begin Stored data

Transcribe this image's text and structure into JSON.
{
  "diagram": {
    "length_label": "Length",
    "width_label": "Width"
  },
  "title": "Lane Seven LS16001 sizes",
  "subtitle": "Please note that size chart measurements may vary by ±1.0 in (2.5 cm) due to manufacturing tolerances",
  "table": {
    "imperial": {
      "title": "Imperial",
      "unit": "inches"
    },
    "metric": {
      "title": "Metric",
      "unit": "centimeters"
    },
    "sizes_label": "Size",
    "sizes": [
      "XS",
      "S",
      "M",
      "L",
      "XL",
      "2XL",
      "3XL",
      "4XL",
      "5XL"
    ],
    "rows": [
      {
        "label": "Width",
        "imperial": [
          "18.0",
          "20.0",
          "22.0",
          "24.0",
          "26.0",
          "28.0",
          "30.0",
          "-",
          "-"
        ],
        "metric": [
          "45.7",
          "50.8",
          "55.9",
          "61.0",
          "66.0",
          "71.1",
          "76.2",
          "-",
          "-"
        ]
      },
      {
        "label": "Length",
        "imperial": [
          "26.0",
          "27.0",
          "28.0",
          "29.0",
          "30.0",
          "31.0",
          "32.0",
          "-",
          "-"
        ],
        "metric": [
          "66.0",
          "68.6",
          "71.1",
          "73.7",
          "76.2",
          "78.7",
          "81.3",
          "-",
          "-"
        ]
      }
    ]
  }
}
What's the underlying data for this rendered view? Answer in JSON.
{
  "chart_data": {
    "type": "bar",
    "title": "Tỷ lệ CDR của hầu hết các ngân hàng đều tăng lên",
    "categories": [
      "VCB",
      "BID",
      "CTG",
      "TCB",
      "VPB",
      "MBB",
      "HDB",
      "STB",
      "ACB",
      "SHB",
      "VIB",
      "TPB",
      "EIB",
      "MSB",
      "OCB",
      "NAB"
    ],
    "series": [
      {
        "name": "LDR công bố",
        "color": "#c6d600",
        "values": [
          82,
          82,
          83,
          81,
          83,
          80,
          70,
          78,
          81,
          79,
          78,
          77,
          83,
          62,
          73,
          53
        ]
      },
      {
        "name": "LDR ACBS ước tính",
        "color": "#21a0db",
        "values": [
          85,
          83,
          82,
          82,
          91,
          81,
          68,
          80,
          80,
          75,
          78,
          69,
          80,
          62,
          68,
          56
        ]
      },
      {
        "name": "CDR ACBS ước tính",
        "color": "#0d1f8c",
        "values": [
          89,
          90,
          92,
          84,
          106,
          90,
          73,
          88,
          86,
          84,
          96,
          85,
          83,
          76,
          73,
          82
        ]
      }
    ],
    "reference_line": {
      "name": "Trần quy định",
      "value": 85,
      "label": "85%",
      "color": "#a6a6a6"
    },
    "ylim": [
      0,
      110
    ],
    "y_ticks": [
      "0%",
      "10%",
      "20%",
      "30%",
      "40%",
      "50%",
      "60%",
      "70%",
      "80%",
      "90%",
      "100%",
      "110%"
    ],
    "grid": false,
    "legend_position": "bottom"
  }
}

end Stored data

* **To do**
The records above are to be copied in full, exactly as written.

* **The answer**
Transcribe this image's text and structure into JSON.
{
  "diagram": {
    "length_label": "Length",
    "width_label": "Width"
  },
  "title": "Lane Seven LS16001 sizes",
  "subtitle": "Please note that size chart measurements may vary by ±1.0 in (2.5 cm) due to manufacturing tolerances",
  "table": {
    "imperial": {
      "title": "Imperial",
      "unit": "inches"
    },
    "metric": {
      "title": "Metric",
      "unit": "centimeters"
    },
    "sizes_label": "Size",
    "sizes": [
      "XS",
      "S",
      "M",
      "L",
      "XL",
      "2XL",
      "3XL",
      "4XL",
      "5XL"
    ],
    "rows": [
      {
        "label": "Width",
        "imperial": [
          "18.0",
          "20.0",
          "22.0",
          "24.0",
          "26.0",
          "28.0",
          "30.0",
          "-",
          "-"
        ],
        "metric": [
          "45.7",
          "50.8",
          "55.9",
          "61.0",
          "66.0",
          "71.1",
          "76.2",
          "-",
          "-"
        ]
      },
      {
        "label": "Length",
        "imperial": [
          "26.0",
          "27.0",
          "28.0",
          "29.0",
          "30.0",
          "31.0",
          "32.0",
          "-",
          "-"
        ],
        "metric": [
          "66.0",
          "68.6",
          "71.1",
          "73.7",
          "76.2",
          "78.7",
          "81.3",
          "-",
          "-"
        ]
      }
    ]
  }
}
What's the underlying data for this rendered view? Answer in JSON.
{
  "chart_data": {
    "type": "bar",
    "title": "Tỷ lệ CDR của hầu hết các ngân hàng đều tăng lên",
    "categories": [
      "VCB",
      "BID",
      "CTG",
      "TCB",
      "VPB",
      "MBB",
      "HDB",
      "STB",
      "ACB",
      "SHB",
      "VIB",
      "TPB",
      "EIB",
      "MSB",
      "OCB",
      "NAB"
    ],
    "series": [
      {
        "name": "LDR công bố",
        "color": "#c6d600",
        "values": [
          82,
          82,
          83,
          81,
          83,
          80,
          70,
          78,
          81,
          79,
          78,
          77,
          83,
          62,
          73,
          53
        ]
      },
      {
        "name": "LDR ACBS ước tính",
        "color": "#21a0db",
        "values": [
          85,
          83,
          82,
          82,
          91,
          81,
          68,
          80,
          80,
          75,
          78,
          69,
          80,
          62,
          68,
          56
        ]
      },
      {
        "name": "CDR ACBS ước tính",
        "color": "#0d1f8c",
        "values": [
          89,
          90,
          92,
          84,
          106,
          90,
          73,
          88,
          86,
          84,
          96,
          85,
          83,
          76,
          73,
          82
        ]
      }
    ],
    "reference_line": {
      "name": "Trần quy định",
      "value": 85,
      "label": "85%",
      "color": "#a6a6a6"
    },
    "ylim": [
      0,
      110
    ],
    "y_ticks": [
      "0%",
      "10%",
      "20%",
      "30%",
      "40%",
      "50%",
      "60%",
      "70%",
      "80%",
      "90%",
      "100%",
      "110%"
    ],
    "grid": false,
    "legend_position": "bottom"
  }
}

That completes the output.